— REQUIREMENTS —
Without including any images, reproduce each entry exactly.

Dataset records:
'''
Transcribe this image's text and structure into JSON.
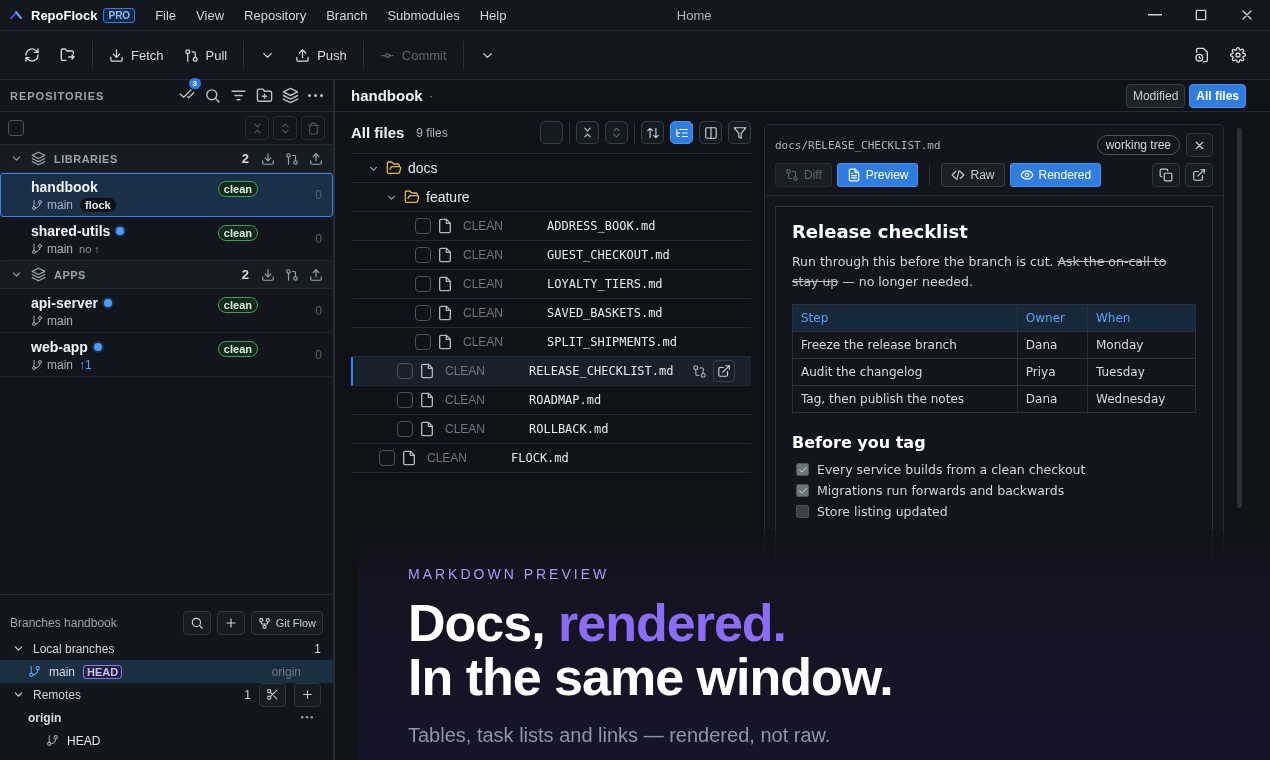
{
  "app": {
    "name": "RepoFlock",
    "badge": "PRO"
  },
  "menu": [
    "File",
    "View",
    "Repository",
    "Branch",
    "Submodules",
    "Help"
  ],
  "window": {
    "title": "Home"
  },
  "toolbar": {
    "fetch": "Fetch",
    "pull": "Pull",
    "push": "Push",
    "commit": {
      "label": "Commit",
      "disabled": true
    }
  },
  "repositories": {
    "title": "REPOSITORIES",
    "notification_count": "3",
    "select_all": {
      "checked": false
    },
    "groups": [
      {
        "name": "LIBRARIES",
        "count": "2",
        "expanded": true,
        "repos": [
          {
            "name": "handbook",
            "indicator": false,
            "branch": "main",
            "tag": "flock",
            "status": "clean",
            "changes": "0",
            "selected": true
          },
          {
            "name": "shared-utils",
            "indicator": true,
            "branch": "main",
            "sync": {
              "text": "no ↑",
              "ahead": false
            },
            "status": "clean",
            "changes": "0",
            "selected": false
          }
        ]
      },
      {
        "name": "APPS",
        "count": "2",
        "expanded": true,
        "repos": [
          {
            "name": "api-server",
            "indicator": true,
            "branch": "main",
            "status": "clean",
            "changes": "0",
            "selected": false
          },
          {
            "name": "web-app",
            "indicator": true,
            "branch": "main",
            "sync": {
              "text": "↑1",
              "ahead": true
            },
            "status": "clean",
            "changes": "0",
            "selected": false
          }
        ]
      }
    ]
  },
  "branches": {
    "title": "Branches handbook",
    "gitflow": "Git Flow",
    "local": {
      "label": "Local branches",
      "count": "1",
      "expanded": true,
      "items": [
        {
          "name": "main",
          "badge": "HEAD",
          "upstream": "origin",
          "selected": true
        }
      ]
    },
    "remotes": {
      "label": "Remotes",
      "count": "1",
      "expanded": true,
      "items": [
        {
          "name": "origin",
          "children": [
            {
              "name": "HEAD"
            }
          ]
        }
      ]
    }
  },
  "workspace": {
    "repo": "handbook",
    "separator": "·",
    "filters": [
      {
        "label": "Modified",
        "selected": false
      },
      {
        "label": "All files",
        "selected": true
      }
    ]
  },
  "files": {
    "title": "All files",
    "count": "9 files",
    "select_all": {
      "checked": false
    },
    "view_buttons": [
      {
        "selected": false
      },
      {
        "selected": true
      },
      {
        "selected": false
      },
      {
        "selected": false
      }
    ],
    "tree": [
      {
        "kind": "folder",
        "name": "docs",
        "expanded": true,
        "children": [
          {
            "kind": "folder",
            "name": "feature",
            "expanded": true,
            "children": [
              {
                "kind": "file",
                "status": "CLEAN",
                "name": "ADDRESS_BOOK.md",
                "checked": false,
                "selected": false
              },
              {
                "kind": "file",
                "status": "CLEAN",
                "name": "GUEST_CHECKOUT.md",
                "checked": false,
                "selected": false
              },
              {
                "kind": "file",
                "status": "CLEAN",
                "name": "LOYALTY_TIERS.md",
                "checked": false,
                "selected": false
              },
              {
                "kind": "file",
                "status": "CLEAN",
                "name": "SAVED_BASKETS.md",
                "checked": false,
                "selected": false
              },
              {
                "kind": "file",
                "status": "CLEAN",
                "name": "SPLIT_SHIPMENTS.md",
                "checked": false,
                "selected": false
              }
            ]
          },
          {
            "kind": "file",
            "status": "CLEAN",
            "name": "RELEASE_CHECKLIST.md",
            "checked": false,
            "selected": true
          },
          {
            "kind": "file",
            "status": "CLEAN",
            "name": "ROADMAP.md",
            "checked": false,
            "selected": false
          },
          {
            "kind": "file",
            "status": "CLEAN",
            "name": "ROLLBACK.md",
            "checked": false,
            "selected": false
          }
        ]
      },
      {
        "kind": "file",
        "status": "CLEAN",
        "name": "FLOCK.md",
        "checked": false,
        "selected": false
      }
    ]
  },
  "preview": {
    "path": "docs/RELEASE_CHECKLIST.md",
    "ref": "working tree",
    "modes": [
      {
        "label": "Diff",
        "selected": false,
        "disabled": true
      },
      {
        "label": "Preview",
        "selected": true,
        "disabled": false
      }
    ],
    "formats": [
      {
        "label": "Raw",
        "selected": false
      },
      {
        "label": "Rendered",
        "selected": true
      }
    ],
    "doc": {
      "title": "Release checklist",
      "intro": "Run through this before the branch is cut.",
      "struck": "Ask the on-call to stay up",
      "intro_end": "— no longer needed.",
      "table": {
        "columns": [
          "Step",
          "Owner",
          "When"
        ],
        "rows": [
          [
            "Freeze the release branch",
            "Dana",
            "Monday"
          ],
          [
            "Audit the changelog",
            "Priya",
            "Tuesday"
          ],
          [
            "Tag, then publish the notes",
            "Dana",
            "Wednesday"
          ]
        ]
      },
      "section": "Before you tag",
      "tasks": [
        {
          "label": "Every service builds from a clean checkout",
          "checked": true
        },
        {
          "label": "Migrations run forwards and backwards",
          "checked": true
        },
        {
          "label": "Store listing updated",
          "checked": false
        }
      ]
    }
  },
  "promo": {
    "eyebrow": "MARKDOWN PREVIEW",
    "headline": [
      {
        "text": "Docs, ",
        "accent": false
      },
      {
        "text": "rendered.",
        "accent": true
      }
    ],
    "headline_2": "In the same window.",
    "subtitle": "Tables, task lists and links — rendered, not raw."
  }
}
'''
— EXPECTED OUTPUT —
Transcribe this image's text and structure into JSON.
{
  "app": {
    "name": "RepoFlock",
    "badge": "PRO"
  },
  "menu": [
    "File",
    "View",
    "Repository",
    "Branch",
    "Submodules",
    "Help"
  ],
  "window": {
    "title": "Home"
  },
  "toolbar": {
    "fetch": "Fetch",
    "pull": "Pull",
    "push": "Push",
    "commit": {
      "label": "Commit",
      "disabled": true
    }
  },
  "repositories": {
    "title": "REPOSITORIES",
    "notification_count": "3",
    "select_all": {
      "checked": false
    },
    "groups": [
      {
        "name": "LIBRARIES",
        "count": "2",
        "expanded": true,
        "repos": [
          {
            "name": "handbook",
            "indicator": false,
            "branch": "main",
            "tag": "flock",
            "status": "clean",
            "changes": "0",
            "selected": true
          },
          {
            "name": "shared-utils",
            "indicator": true,
            "branch": "main",
            "sync": {
              "text": "no ↑",
              "ahead": false
            },
            "status": "clean",
            "changes": "0",
            "selected": false
          }
        ]
      },
      {
        "name": "APPS",
        "count": "2",
        "expanded": true,
        "repos": [
          {
            "name": "api-server",
            "indicator": true,
            "branch": "main",
            "status": "clean",
            "changes": "0",
            "selected": false
          },
          {
            "name": "web-app",
            "indicator": true,
            "branch": "main",
            "sync": {
              "text": "↑1",
              "ahead": true
            },
            "status": "clean",
            "changes": "0",
            "selected": false
          }
        ]
      }
    ]
  },
  "branches": {
    "title": "Branches handbook",
    "gitflow": "Git Flow",
    "local": {
      "label": "Local branches",
      "count": "1",
      "expanded": true,
      "items": [
        {
          "name": "main",
          "badge": "HEAD",
          "upstream": "origin",
          "selected": true
        }
      ]
    },
    "remotes": {
      "label": "Remotes",
      "count": "1",
      "expanded": true,
      "items": [
        {
          "name": "origin",
          "children": [
            {
              "name": "HEAD"
            }
          ]
        }
      ]
    }
  },
  "workspace": {
    "repo": "handbook",
    "separator": "·",
    "filters": [
      {
        "label": "Modified",
        "selected": false
      },
      {
        "label": "All files",
        "selected": true
      }
    ]
  },
  "files": {
    "title": "All files",
    "count": "9 files",
    "select_all": {
      "checked": false
    },
    "view_buttons": [
      {
        "selected": false
      },
      {
        "selected": true
      },
      {
        "selected": false
      },
      {
        "selected": false
      }
    ],
    "tree": [
      {
        "kind": "folder",
        "name": "docs",
        "expanded": true,
        "children": [
          {
            "kind": "folder",
            "name": "feature",
            "expanded": true,
            "children": [
              {
                "kind": "file",
                "status": "CLEAN",
                "name": "ADDRESS_BOOK.md",
                "checked": false,
                "selected": false
              },
              {
                "kind": "file",
                "status": "CLEAN",
                "name": "GUEST_CHECKOUT.md",
                "checked": false,
                "selected": false
              },
              {
                "kind": "file",
                "status": "CLEAN",
                "name": "LOYALTY_TIERS.md",
                "checked": false,
                "selected": false
              },
              {
                "kind": "file",
                "status": "CLEAN",
                "name": "SAVED_BASKETS.md",
                "checked": false,
                "selected": false
              },
              {
                "kind": "file",
                "status": "CLEAN",
                "name": "SPLIT_SHIPMENTS.md",
                "checked": false,
                "selected": false
              }
            ]
          },
          {
            "kind": "file",
            "status": "CLEAN",
            "name": "RELEASE_CHECKLIST.md",
            "checked": false,
            "selected": true
          },
          {
            "kind": "file",
            "status": "CLEAN",
            "name": "ROADMAP.md",
            "checked": false,
            "selected": false
          },
          {
            "kind": "file",
            "status": "CLEAN",
            "name": "ROLLBACK.md",
            "checked": false,
            "selected": false
          }
        ]
      },
      {
        "kind": "file",
        "status": "CLEAN",
        "name": "FLOCK.md",
        "checked": false,
        "selected": false
      }
    ]
  },
  "preview": {
    "path": "docs/RELEASE_CHECKLIST.md",
    "ref": "working tree",
    "modes": [
      {
        "label": "Diff",
        "selected": false,
        "disabled": true
      },
      {
        "label": "Preview",
        "selected": true,
        "disabled": false
      }
    ],
    "formats": [
      {
        "label": "Raw",
        "selected": false
      },
      {
        "label": "Rendered",
        "selected": true
      }
    ],
    "doc": {
      "title": "Release checklist",
      "intro": "Run through this before the branch is cut.",
      "struck": "Ask the on-call to stay up",
      "intro_end": "— no longer needed.",
      "table": {
        "columns": [
          "Step",
          "Owner",
          "When"
        ],
        "rows": [
          [
            "Freeze the release branch",
            "Dana",
            "Monday"
          ],
          [
            "Audit the changelog",
            "Priya",
            "Tuesday"
          ],
          [
            "Tag, then publish the notes",
            "Dana",
            "Wednesday"
          ]
        ]
      },
      "section": "Before you tag",
      "tasks": [
        {
          "label": "Every service builds from a clean checkout",
          "checked": true
        },
        {
          "label": "Migrations run forwards and backwards",
          "checked": true
        },
        {
          "label": "Store listing updated",
          "checked": false
        }
      ]
    }
  },
  "promo": {
    "eyebrow": "MARKDOWN PREVIEW",
    "headline": [
      {
        "text": "Docs, ",
        "accent": false
      },
      {
        "text": "rendered.",
        "accent": true
      }
    ],
    "headline_2": "In the same window.",
    "subtitle": "Tables, task lists and links — rendered, not raw."
  }
}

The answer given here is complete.